_DOCUMENT PASSAGE_
* * * * * * * * *

Students from Manitoba learn how to bring video games to life

Students from Manitoba learn how to bring video games to life, Iryna Chyrkova

With the help of people who work in the industry of game creating, Manitoba students learn how to bring video games to life.

Nine classrooms at Sisler High School will become a creative hub, and about 300 students will practice there.

"It's all of the all the parts of education put into one," said Jamie Leduc, department head of the Interactive Digital Media program at Sisler High School. "So you have your storytelling, you have your art, you have your music, you have your physics, you have math, you have collaboration."

This is the 5th annual Game On event, and it is held with the help of Ubisoft Winnipeg, New Media Manitoba and Vancouver Film School.

All students will be divided into groups. Each group will consist of three people. The group will be given a ready-made computer game, and students will learn to use their knowledge to add storylines, characters, and other changes to the game.

"I think it's pretty cool," said Chantal Philippot, 17, a Grade 12 student at Sisler. "Especially getting people from you know the different companies and things like that to actually come and explain what they do, how they do it and really get a feel for what it's like to do that."

* * * * * * * * *

_INSTRUCTION_
Reproduce everything in the video game article from "This is the" down to "to the game.", keeping every word and punctuation mark unchanged.

_DATA SECTION_
* * * * * * * * *

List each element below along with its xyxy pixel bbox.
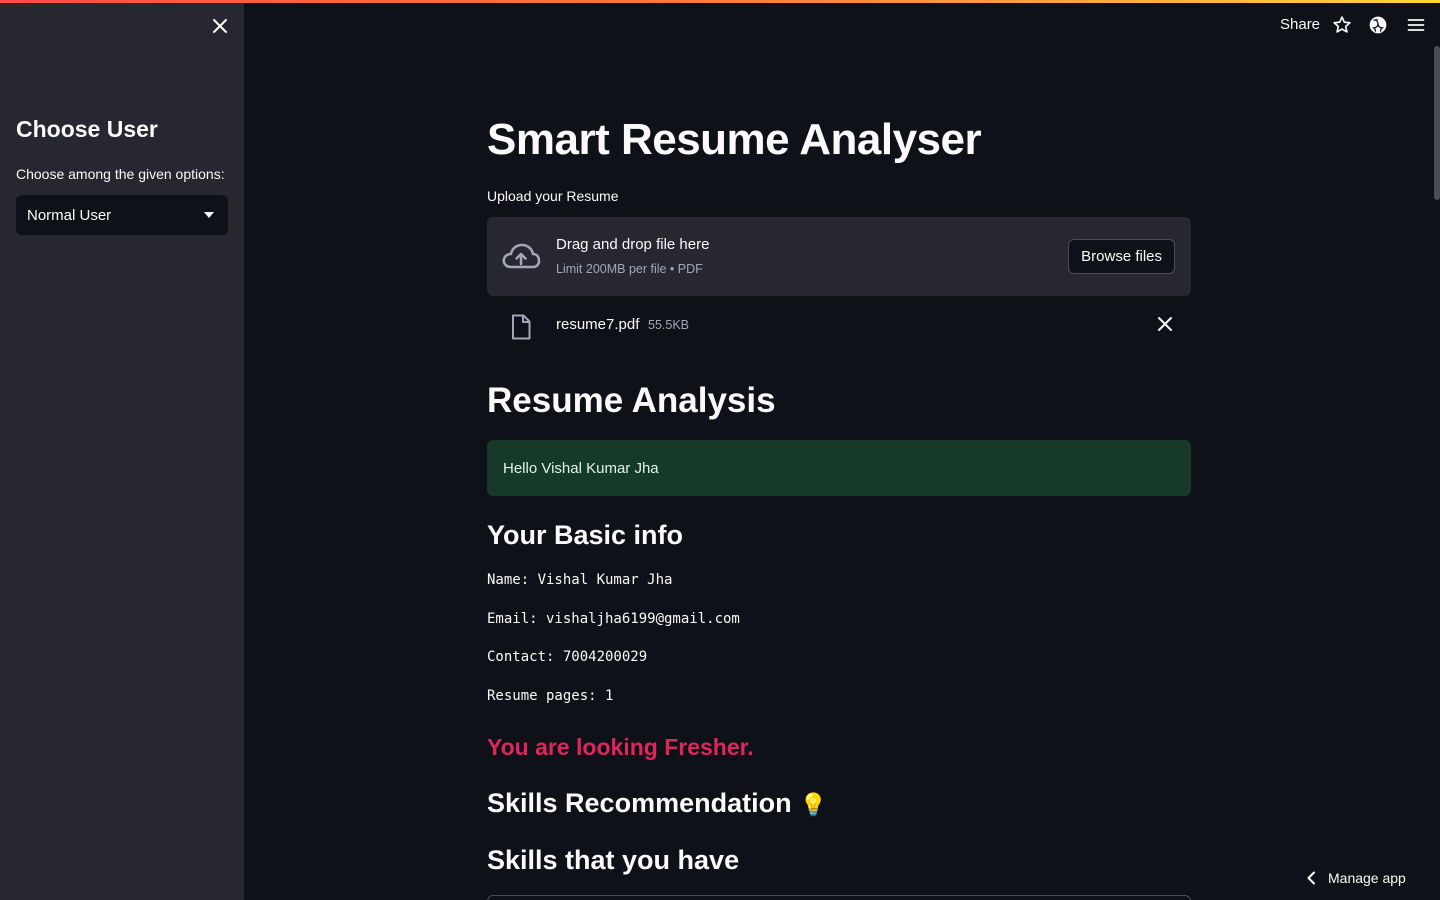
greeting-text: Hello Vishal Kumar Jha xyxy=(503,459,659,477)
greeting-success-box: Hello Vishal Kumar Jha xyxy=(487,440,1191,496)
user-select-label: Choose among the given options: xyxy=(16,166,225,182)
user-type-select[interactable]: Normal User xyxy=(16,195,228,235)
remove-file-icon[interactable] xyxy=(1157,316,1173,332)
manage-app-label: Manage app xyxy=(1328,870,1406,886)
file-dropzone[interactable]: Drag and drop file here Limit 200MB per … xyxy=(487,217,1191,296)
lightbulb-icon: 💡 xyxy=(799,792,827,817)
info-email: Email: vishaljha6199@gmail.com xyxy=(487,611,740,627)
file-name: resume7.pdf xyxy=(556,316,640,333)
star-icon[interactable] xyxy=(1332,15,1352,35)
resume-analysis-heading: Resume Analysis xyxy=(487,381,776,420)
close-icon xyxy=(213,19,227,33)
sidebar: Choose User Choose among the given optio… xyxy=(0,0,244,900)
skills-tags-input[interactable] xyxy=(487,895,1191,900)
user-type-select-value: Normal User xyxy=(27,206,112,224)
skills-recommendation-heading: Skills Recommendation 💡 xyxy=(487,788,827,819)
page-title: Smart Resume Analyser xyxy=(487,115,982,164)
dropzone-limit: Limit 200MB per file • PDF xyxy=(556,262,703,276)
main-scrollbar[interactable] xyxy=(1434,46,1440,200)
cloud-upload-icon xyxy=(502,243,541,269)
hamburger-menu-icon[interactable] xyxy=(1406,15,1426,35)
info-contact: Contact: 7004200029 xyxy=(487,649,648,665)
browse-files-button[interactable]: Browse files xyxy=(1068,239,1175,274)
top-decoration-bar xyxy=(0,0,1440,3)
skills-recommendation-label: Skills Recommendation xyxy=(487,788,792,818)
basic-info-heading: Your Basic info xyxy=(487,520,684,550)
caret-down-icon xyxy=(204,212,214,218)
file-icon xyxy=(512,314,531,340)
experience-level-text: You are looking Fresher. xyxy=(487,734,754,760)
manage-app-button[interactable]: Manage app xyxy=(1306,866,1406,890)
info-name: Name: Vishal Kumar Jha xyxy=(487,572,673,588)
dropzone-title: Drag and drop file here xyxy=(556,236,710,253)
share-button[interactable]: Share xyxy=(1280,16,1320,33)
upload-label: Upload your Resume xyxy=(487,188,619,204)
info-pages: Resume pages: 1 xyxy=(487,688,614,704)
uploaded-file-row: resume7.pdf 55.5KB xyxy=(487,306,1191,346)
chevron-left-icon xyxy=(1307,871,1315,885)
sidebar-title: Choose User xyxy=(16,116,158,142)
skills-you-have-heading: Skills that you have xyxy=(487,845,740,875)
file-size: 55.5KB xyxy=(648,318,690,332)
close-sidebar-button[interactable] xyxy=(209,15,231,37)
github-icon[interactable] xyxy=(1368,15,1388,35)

* * * * * * * * *

_ANSWER_
This is the 5th annual Game On event, and it is held with the help of Ubisoft Winnipeg, New Media Manitoba and Vancouver Film School.

All students will be divided into groups. Each group will consist of three people. The group will be given a ready-made computer game, and students will learn to use their knowledge to add storylines, characters, and other changes to the game.